» AIM
Where a line contains the word "name", copy that line.

» EXERCISE DATA
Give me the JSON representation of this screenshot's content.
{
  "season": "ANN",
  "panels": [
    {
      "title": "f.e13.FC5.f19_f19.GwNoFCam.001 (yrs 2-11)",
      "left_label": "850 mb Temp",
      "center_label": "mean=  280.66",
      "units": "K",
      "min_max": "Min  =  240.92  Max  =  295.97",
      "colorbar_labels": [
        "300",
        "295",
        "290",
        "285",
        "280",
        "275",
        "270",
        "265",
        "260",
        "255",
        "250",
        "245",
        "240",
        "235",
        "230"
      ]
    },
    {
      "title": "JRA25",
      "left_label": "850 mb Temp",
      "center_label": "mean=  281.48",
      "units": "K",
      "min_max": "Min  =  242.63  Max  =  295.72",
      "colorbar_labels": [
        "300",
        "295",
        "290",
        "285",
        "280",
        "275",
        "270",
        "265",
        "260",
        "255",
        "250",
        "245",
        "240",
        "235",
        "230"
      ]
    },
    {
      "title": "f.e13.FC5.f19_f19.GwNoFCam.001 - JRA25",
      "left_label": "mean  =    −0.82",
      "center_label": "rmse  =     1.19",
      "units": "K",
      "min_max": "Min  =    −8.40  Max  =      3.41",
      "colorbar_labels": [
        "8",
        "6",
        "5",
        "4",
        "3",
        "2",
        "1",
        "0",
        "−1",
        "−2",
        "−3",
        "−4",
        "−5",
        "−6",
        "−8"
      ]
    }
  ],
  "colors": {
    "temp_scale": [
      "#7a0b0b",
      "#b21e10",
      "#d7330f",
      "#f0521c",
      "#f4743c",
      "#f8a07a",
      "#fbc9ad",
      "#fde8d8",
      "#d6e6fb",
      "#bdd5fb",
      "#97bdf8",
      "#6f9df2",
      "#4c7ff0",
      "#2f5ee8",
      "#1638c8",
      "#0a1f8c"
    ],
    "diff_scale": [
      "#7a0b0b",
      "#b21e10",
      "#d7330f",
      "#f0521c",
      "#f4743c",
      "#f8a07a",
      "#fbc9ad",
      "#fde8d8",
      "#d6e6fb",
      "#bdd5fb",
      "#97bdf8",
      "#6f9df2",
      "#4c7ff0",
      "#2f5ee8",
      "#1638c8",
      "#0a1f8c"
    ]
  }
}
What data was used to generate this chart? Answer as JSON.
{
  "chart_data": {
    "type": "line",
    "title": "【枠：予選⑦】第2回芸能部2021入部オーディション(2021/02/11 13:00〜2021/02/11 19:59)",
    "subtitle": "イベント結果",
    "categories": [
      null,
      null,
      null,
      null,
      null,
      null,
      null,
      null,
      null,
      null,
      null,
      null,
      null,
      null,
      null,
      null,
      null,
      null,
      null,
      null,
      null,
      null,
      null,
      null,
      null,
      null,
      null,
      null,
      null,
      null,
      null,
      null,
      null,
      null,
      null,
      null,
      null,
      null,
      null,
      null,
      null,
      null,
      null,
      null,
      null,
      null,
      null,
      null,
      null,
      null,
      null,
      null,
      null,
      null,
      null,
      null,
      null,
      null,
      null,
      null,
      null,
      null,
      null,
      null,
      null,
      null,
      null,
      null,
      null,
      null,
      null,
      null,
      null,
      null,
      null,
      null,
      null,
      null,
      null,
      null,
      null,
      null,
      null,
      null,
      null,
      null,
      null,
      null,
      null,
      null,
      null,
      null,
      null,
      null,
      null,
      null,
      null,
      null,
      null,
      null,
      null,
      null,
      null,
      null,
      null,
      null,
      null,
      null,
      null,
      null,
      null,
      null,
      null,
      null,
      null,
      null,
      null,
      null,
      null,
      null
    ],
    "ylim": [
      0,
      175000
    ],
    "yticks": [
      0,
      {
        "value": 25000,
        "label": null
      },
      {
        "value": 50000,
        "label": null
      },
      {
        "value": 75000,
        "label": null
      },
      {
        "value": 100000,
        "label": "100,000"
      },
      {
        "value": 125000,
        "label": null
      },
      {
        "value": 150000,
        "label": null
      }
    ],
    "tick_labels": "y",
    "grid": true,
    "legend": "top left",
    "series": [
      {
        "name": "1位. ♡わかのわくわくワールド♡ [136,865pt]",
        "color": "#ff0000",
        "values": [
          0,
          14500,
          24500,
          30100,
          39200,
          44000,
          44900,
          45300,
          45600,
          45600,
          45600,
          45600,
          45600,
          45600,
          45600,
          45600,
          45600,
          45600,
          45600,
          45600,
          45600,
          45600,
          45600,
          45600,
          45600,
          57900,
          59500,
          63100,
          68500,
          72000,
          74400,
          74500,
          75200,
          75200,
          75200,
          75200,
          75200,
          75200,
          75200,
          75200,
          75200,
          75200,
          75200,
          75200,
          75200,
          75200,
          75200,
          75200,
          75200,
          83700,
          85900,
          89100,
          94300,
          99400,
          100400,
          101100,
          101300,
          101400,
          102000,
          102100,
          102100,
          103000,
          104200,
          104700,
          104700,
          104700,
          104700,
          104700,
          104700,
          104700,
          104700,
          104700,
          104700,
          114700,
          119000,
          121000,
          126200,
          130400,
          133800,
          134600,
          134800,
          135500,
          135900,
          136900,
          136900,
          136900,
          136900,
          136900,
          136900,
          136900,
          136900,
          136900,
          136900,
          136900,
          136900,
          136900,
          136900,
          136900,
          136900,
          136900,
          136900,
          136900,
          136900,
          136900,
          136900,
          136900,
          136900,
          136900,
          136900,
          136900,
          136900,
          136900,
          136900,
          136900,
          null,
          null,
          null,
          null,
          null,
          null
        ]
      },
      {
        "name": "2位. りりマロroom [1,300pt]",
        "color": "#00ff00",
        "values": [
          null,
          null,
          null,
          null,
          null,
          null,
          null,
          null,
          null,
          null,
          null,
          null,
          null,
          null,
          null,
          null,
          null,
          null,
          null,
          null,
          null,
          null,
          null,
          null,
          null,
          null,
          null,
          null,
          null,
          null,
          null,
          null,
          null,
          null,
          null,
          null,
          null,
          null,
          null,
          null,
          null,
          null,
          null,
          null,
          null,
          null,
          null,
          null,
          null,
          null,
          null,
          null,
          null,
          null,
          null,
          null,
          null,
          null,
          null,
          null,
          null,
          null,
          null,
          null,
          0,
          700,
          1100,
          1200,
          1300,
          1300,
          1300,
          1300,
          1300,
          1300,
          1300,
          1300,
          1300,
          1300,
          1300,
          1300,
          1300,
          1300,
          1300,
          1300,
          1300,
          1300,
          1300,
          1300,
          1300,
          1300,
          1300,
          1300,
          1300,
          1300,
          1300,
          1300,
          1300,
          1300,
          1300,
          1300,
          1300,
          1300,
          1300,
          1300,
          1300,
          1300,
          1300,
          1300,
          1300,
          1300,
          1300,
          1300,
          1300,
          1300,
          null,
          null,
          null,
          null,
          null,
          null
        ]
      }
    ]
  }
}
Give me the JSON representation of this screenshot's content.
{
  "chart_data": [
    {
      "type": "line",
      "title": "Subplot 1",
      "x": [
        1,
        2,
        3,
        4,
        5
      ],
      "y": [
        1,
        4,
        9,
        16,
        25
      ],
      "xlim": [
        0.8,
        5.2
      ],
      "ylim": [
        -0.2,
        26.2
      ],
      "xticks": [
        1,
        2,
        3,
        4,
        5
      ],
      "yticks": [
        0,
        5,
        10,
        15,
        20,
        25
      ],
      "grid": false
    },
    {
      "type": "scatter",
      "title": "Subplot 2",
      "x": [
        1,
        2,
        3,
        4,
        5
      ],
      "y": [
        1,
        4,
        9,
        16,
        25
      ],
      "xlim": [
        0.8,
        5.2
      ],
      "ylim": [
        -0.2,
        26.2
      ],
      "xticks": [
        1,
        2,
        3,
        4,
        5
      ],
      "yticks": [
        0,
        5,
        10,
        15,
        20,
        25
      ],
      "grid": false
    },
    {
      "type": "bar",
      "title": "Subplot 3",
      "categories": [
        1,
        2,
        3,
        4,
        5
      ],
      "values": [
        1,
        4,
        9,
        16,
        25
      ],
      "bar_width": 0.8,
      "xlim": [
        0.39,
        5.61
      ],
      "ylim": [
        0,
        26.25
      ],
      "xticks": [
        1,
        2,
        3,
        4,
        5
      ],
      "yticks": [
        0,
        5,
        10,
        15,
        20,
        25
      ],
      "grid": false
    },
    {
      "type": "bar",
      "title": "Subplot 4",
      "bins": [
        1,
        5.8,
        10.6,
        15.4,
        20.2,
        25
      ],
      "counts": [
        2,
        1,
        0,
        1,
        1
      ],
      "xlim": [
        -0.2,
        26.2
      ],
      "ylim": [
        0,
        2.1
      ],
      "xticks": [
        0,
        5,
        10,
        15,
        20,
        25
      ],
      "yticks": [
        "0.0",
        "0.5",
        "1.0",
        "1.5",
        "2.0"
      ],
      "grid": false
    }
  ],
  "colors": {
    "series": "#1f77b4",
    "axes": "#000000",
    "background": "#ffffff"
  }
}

» TASK SOLUTION
        "name": "1位. ♡わかのわくわくワールド♡ [136,865pt]",
        "name": "2位. りりマロroom [1,300pt]",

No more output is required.